Transcribe the entries that follow, word for word.

Records:
** begin **
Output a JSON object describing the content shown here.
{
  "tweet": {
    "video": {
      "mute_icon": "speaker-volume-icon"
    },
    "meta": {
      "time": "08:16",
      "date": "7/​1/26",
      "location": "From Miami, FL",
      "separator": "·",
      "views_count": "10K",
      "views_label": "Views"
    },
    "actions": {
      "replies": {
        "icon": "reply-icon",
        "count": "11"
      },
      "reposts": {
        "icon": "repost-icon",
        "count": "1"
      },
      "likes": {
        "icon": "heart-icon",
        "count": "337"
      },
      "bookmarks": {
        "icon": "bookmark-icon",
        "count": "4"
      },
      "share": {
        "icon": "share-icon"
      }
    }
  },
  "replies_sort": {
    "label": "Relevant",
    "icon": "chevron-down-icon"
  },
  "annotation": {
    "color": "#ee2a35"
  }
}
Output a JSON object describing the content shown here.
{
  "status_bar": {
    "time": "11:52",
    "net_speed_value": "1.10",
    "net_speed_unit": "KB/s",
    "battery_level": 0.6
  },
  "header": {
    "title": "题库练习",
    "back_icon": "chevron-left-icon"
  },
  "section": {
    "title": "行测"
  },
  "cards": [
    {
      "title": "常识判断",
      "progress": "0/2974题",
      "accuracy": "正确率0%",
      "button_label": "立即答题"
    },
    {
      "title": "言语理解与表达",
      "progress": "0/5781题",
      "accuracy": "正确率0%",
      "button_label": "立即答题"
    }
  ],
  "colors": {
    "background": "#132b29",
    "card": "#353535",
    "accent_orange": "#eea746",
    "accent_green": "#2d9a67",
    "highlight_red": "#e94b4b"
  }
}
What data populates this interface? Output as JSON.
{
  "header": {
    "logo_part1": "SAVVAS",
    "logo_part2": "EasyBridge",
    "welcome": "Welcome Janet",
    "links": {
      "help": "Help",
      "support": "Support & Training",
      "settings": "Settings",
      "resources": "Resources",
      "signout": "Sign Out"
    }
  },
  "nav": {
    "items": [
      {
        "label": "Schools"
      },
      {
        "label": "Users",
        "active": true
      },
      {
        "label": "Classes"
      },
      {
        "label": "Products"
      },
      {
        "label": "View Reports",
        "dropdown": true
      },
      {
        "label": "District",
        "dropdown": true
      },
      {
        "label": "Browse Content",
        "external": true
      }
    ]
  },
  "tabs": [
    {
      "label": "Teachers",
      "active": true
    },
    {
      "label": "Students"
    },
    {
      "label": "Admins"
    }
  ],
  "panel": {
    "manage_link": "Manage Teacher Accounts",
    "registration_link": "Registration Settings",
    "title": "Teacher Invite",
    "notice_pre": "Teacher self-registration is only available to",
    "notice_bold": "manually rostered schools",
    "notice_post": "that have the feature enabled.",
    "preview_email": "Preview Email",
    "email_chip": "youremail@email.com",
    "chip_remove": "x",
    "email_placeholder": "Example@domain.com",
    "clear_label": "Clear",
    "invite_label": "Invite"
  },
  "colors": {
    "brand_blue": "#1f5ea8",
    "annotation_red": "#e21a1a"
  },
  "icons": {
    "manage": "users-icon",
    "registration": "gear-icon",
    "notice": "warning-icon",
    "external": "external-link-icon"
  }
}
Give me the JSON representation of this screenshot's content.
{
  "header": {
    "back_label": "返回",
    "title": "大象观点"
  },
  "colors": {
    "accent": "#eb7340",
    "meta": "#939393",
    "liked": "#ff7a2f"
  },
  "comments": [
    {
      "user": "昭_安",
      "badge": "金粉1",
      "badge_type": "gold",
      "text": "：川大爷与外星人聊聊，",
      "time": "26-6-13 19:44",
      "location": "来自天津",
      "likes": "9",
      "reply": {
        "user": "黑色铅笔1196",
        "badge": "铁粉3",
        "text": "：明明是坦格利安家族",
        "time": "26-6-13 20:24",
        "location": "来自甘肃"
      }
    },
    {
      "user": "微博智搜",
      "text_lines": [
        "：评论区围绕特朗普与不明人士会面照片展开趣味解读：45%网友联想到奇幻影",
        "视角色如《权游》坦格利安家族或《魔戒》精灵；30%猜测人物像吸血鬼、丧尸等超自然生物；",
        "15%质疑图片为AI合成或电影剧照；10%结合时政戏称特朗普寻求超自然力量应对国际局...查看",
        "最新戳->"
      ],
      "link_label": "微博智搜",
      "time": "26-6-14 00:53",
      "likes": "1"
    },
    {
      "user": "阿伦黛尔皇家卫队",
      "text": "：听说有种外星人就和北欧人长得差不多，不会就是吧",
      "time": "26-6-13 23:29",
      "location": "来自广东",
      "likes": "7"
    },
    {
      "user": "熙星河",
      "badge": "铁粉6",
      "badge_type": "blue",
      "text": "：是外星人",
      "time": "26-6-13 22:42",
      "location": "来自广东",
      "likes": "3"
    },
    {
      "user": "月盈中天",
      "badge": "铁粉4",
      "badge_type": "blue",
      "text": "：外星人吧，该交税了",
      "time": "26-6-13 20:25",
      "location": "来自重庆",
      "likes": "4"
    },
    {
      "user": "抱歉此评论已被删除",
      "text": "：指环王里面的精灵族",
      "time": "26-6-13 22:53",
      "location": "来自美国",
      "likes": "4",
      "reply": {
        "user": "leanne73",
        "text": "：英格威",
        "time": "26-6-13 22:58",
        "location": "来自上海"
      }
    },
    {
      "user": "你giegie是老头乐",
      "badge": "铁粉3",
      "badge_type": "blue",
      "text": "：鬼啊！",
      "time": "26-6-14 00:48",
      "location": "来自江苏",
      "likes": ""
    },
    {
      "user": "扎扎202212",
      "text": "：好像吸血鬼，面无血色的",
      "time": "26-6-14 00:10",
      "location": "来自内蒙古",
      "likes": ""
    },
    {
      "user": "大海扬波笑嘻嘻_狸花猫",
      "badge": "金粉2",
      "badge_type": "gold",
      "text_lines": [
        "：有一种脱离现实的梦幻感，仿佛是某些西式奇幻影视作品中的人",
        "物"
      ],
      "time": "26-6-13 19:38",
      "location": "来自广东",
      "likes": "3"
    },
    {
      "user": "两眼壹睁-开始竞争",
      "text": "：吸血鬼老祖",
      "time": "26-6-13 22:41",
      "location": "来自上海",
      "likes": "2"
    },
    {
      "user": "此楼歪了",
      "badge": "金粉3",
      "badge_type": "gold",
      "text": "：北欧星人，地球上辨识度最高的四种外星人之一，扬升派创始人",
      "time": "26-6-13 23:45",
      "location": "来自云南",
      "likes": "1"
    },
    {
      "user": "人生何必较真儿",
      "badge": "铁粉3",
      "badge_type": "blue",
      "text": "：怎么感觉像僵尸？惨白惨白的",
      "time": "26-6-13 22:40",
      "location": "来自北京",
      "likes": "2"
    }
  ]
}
** end **
THE COMPLETED TASK:
Output a JSON object describing the content shown here.
{
  "tweet": {
    "video": {
      "mute_icon": "speaker-volume-icon"
    },
    "meta": {
      "time": "08:16",
      "date": "7/​1/26",
      "location": "From Miami, FL",
      "separator": "·",
      "views_count": "10K",
      "views_label": "Views"
    },
    "actions": {
      "replies": {
        "icon": "reply-icon",
        "count": "11"
      },
      "reposts": {
        "icon": "repost-icon",
        "count": "1"
      },
      "likes": {
        "icon": "heart-icon",
        "count": "337"
      },
      "bookmarks": {
        "icon": "bookmark-icon",
        "count": "4"
      },
      "share": {
        "icon": "share-icon"
      }
    }
  },
  "replies_sort": {
    "label": "Relevant",
    "icon": "chevron-down-icon"
  },
  "annotation": {
    "color": "#ee2a35"
  }
}
Output a JSON object describing the content shown here.
{
  "status_bar": {
    "time": "11:52",
    "net_speed_value": "1.10",
    "net_speed_unit": "KB/s",
    "battery_level": 0.6
  },
  "header": {
    "title": "题库练习",
    "back_icon": "chevron-left-icon"
  },
  "section": {
    "title": "行测"
  },
  "cards": [
    {
      "title": "常识判断",
      "progress": "0/2974题",
      "accuracy": "正确率0%",
      "button_label": "立即答题"
    },
    {
      "title": "言语理解与表达",
      "progress": "0/5781题",
      "accuracy": "正确率0%",
      "button_label": "立即答题"
    }
  ],
  "colors": {
    "background": "#132b29",
    "card": "#353535",
    "accent_orange": "#eea746",
    "accent_green": "#2d9a67",
    "highlight_red": "#e94b4b"
  }
}
What data populates this interface? Output as JSON.
{
  "header": {
    "logo_part1": "SAVVAS",
    "logo_part2": "EasyBridge",
    "welcome": "Welcome Janet",
    "links": {
      "help": "Help",
      "support": "Support & Training",
      "settings": "Settings",
      "resources": "Resources",
      "signout": "Sign Out"
    }
  },
  "nav": {
    "items": [
      {
        "label": "Schools"
      },
      {
        "label": "Users",
        "active": true
      },
      {
        "label": "Classes"
      },
      {
        "label": "Products"
      },
      {
        "label": "View Reports",
        "dropdown": true
      },
      {
        "label": "District",
        "dropdown": true
      },
      {
        "label": "Browse Content",
        "external": true
      }
    ]
  },
  "tabs": [
    {
      "label": "Teachers",
      "active": true
    },
    {
      "label": "Students"
    },
    {
      "label": "Admins"
    }
  ],
  "panel": {
    "manage_link": "Manage Teacher Accounts",
    "registration_link": "Registration Settings",
    "title": "Teacher Invite",
    "notice_pre": "Teacher self-registration is only available to",
    "notice_bold": "manually rostered schools",
    "notice_post": "that have the feature enabled.",
    "preview_email": "Preview Email",
    "email_chip": "youremail@email.com",
    "chip_remove": "x",
    "email_placeholder": "Example@domain.com",
    "clear_label": "Clear",
    "invite_label": "Invite"
  },
  "colors": {
    "brand_blue": "#1f5ea8",
    "annotation_red": "#e21a1a"
  },
  "icons": {
    "manage": "users-icon",
    "registration": "gear-icon",
    "notice": "warning-icon",
    "external": "external-link-icon"
  }
}
Give me the JSON representation of this screenshot's content.
{
  "header": {
    "back_label": "返回",
    "title": "大象观点"
  },
  "colors": {
    "accent": "#eb7340",
    "meta": "#939393",
    "liked": "#ff7a2f"
  },
  "comments": [
    {
      "user": "昭_安",
      "badge": "金粉1",
      "badge_type": "gold",
      "text": "：川大爷与外星人聊聊，",
      "time": "26-6-13 19:44",
      "location": "来自天津",
      "likes": "9",
      "reply": {
        "user": "黑色铅笔1196",
        "badge": "铁粉3",
        "text": "：明明是坦格利安家族",
        "time": "26-6-13 20:24",
        "location": "来自甘肃"
      }
    },
    {
      "user": "微博智搜",
      "text_lines": [
        "：评论区围绕特朗普与不明人士会面照片展开趣味解读：45%网友联想到奇幻影",
        "视角色如《权游》坦格利安家族或《魔戒》精灵；30%猜测人物像吸血鬼、丧尸等超自然生物；",
        "15%质疑图片为AI合成或电影剧照；10%结合时政戏称特朗普寻求超自然力量应对国际局...查看",
        "最新戳->"
      ],
      "link_label": "微博智搜",
      "time": "26-6-14 00:53",
      "likes": "1"
    },
    {
      "user": "阿伦黛尔皇家卫队",
      "text": "：听说有种外星人就和北欧人长得差不多，不会就是吧",
      "time": "26-6-13 23:29",
      "location": "来自广东",
      "likes": "7"
    },
    {
      "user": "熙星河",
      "badge": "铁粉6",
      "badge_type": "blue",
      "text": "：是外星人",
      "time": "26-6-13 22:42",
      "location": "来自广东",
      "likes": "3"
    },
    {
      "user": "月盈中天",
      "badge": "铁粉4",
      "badge_type": "blue",
      "text": "：外星人吧，该交税了",
      "time": "26-6-13 20:25",
      "location": "来自重庆",
      "likes": "4"
    },
    {
      "user": "抱歉此评论已被删除",
      "text": "：指环王里面的精灵族",
      "time": "26-6-13 22:53",
      "location": "来自美国",
      "likes": "4",
      "reply": {
        "user": "leanne73",
        "text": "：英格威",
        "time": "26-6-13 22:58",
        "location": "来自上海"
      }
    },
    {
      "user": "你giegie是老头乐",
      "badge": "铁粉3",
      "badge_type": "blue",
      "text": "：鬼啊！",
      "time": "26-6-14 00:48",
      "location": "来自江苏",
      "likes": ""
    },
    {
      "user": "扎扎202212",
      "text": "：好像吸血鬼，面无血色的",
      "time": "26-6-14 00:10",
      "location": "来自内蒙古",
      "likes": ""
    },
    {
      "user": "大海扬波笑嘻嘻_狸花猫",
      "badge": "金粉2",
      "badge_type": "gold",
      "text_lines": [
        "：有一种脱离现实的梦幻感，仿佛是某些西式奇幻影视作品中的人",
        "物"
      ],
      "time": "26-6-13 19:38",
      "location": "来自广东",
      "likes": "3"
    },
    {
      "user": "两眼壹睁-开始竞争",
      "text": "：吸血鬼老祖",
      "time": "26-6-13 22:41",
      "location": "来自上海",
      "likes": "2"
    },
    {
      "user": "此楼歪了",
      "badge": "金粉3",
      "badge_type": "gold",
      "text": "：北欧星人，地球上辨识度最高的四种外星人之一，扬升派创始人",
      "time": "26-6-13 23:45",
      "location": "来自云南",
      "likes": "1"
    },
    {
      "user": "人生何必较真儿",
      "badge": "铁粉3",
      "badge_type": "blue",
      "text": "：怎么感觉像僵尸？惨白惨白的",
      "time": "26-6-13 22:40",
      "location": "来自北京",
      "likes": "2"
    }
  ]
}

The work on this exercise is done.